**Do this:** Copy each line containing the word "COFFE" from the records that follow, please.

**Records for the task:**
--*--

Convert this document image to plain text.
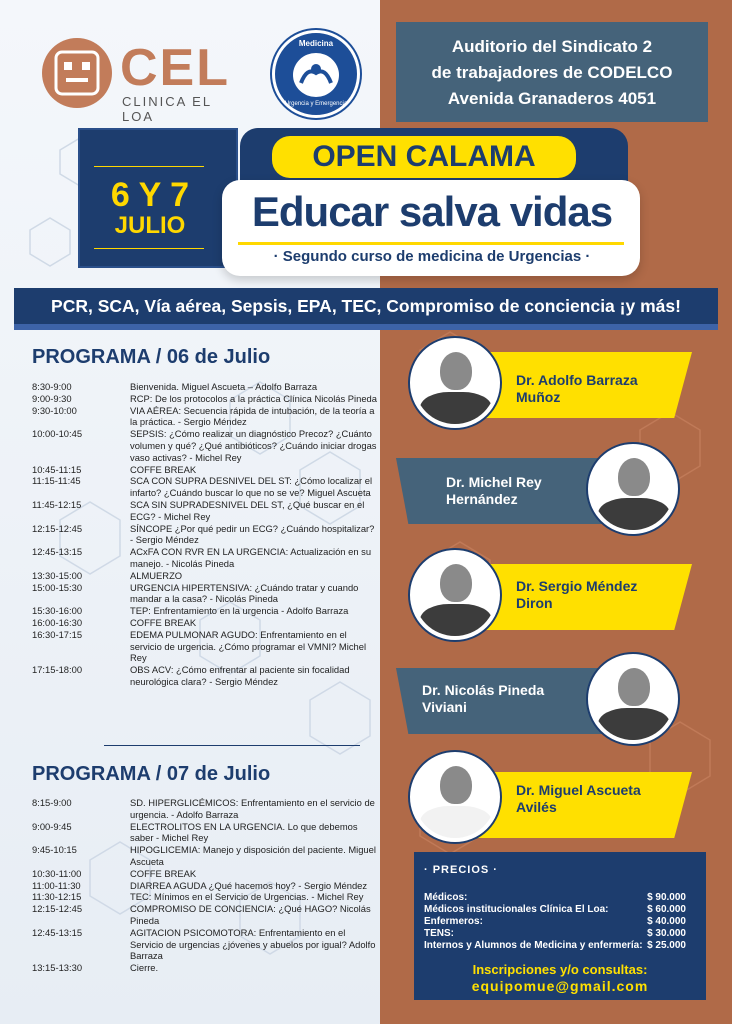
CEL
CLINICA EL LOA
Medicina
Urgencia y Emergencia
Auditorio del Sindicato 2
de trabajadores de CODELCO
Avenida Granaderos 4051
6 Y 7
JULIO
OPEN CALAMA
Educar salva vidas
· Segundo curso de medicina de Urgencias ·
PCR, SCA, Vía aérea, Sepsis, EPA, TEC, Compromiso de conciencia ¡y más!
PROGRAMA / 06 de Julio
8:30-9:00	Bienvenida. Miguel Ascueta – Adolfo Barraza
9:00-9:30	RCP: De los protocolos a la práctica Clínica Nicolás Pineda
9:30-10:00	VIA AÉREA: Secuencia rápida de intubación, de la teoría a la práctica. - Sergio Méndez
10:00-10:45	SEPSIS: ¿Cómo realizar un diagnóstico Precoz? ¿Cuánto volumen y qué? ¿Qué antibióticos? ¿Cuándo iniciar drogas vaso activas? - Michel Rey
10:45-11:15	COFFE BREAK
11:15-11:45	SCA CON SUPRA DESNIVEL DEL ST: ¿Cómo localizar el infarto? ¿Cuándo buscar lo que no se ve? Miguel Ascueta
11:45-12:15	SCA SIN SUPRADESNIVEL DEL ST, ¿Qué buscar en el ECG? - Michel Rey
12:15-12:45	SÍNCOPE ¿Por qué pedir un ECG? ¿Cuándo hospitalizar? - Sergio Méndez
12:45-13:15	ACxFA CON RVR EN LA URGENCIA: Actualización en su manejo. - Nicolás Pineda
13:30-15:00	ALMUERZO
15:00-15:30	URGENCIA HIPERTENSIVA: ¿Cuándo tratar y cuando mandar a la casa? - Nicolás Pineda
15:30-16:00	TEP: Enfrentamiento en la urgencia - Adolfo Barraza
16:00-16:30	COFFE BREAK
16:30-17:15	EDEMA PULMONAR AGUDO: Enfrentamiento en el servicio de urgencia. ¿Cómo programar el VMNI? Michel Rey
17:15-18:00	OBS ACV: ¿Cómo enfrentar al paciente sin focalidad neurológica clara? - Sergio Méndez
PROGRAMA / 07 de Julio
8:15-9:00	SD. HIPERGLICÉMICOS: Enfrentamiento en el servicio de urgencia. - Adolfo Barraza
9:00-9:45	ELECTROLITOS EN LA URGENCIA. Lo que debemos saber - Michel Rey
9:45-10:15	HIPOGLICEMIA: Manejo y disposición del paciente. Miguel Ascueta
10:30-11:00	COFFE BREAK
11:00-11:30	DIARREA AGUDA ¿Qué hacemos hoy? - Sergio Méndez
11:30-12:15	TEC: Mínimos en el Servicio de Urgencias. - Michel Rey
12:15-12:45	COMPROMISO DE CONCIENCIA: ¿Qué HAGO? Nicolás Pineda
12:45-13:15	AGITACION PSICOMOTORA: Enfrentamiento en el Servicio de urgencias ¿jóvenes y abuelos por igual? Adolfo Barraza
13:15-13:30	Cierre.
Dr. Adolfo Barraza
Muñoz
Dr. Michel Rey
Hernández
Dr. Sergio Méndez
Diron
Dr. Nicolás Pineda
Viviani
Dr. Miguel Ascueta
Avilés
· PRECIOS ·
Médicos:	$ 90.000
Médicos institucionales Clínica El Loa:	$ 60.000
Enfermeros:	$ 40.000
TENS:	$ 30.000
Internos y Alumnos de Medicina y enfermería: $ 25.000
Inscripciones y/o consultas:
equipomue@gmail.com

--*--

**Task response:**
10:45-11:15	COFFE BREAK
16:00-16:30	COFFE BREAK
10:30-11:00	COFFE BREAK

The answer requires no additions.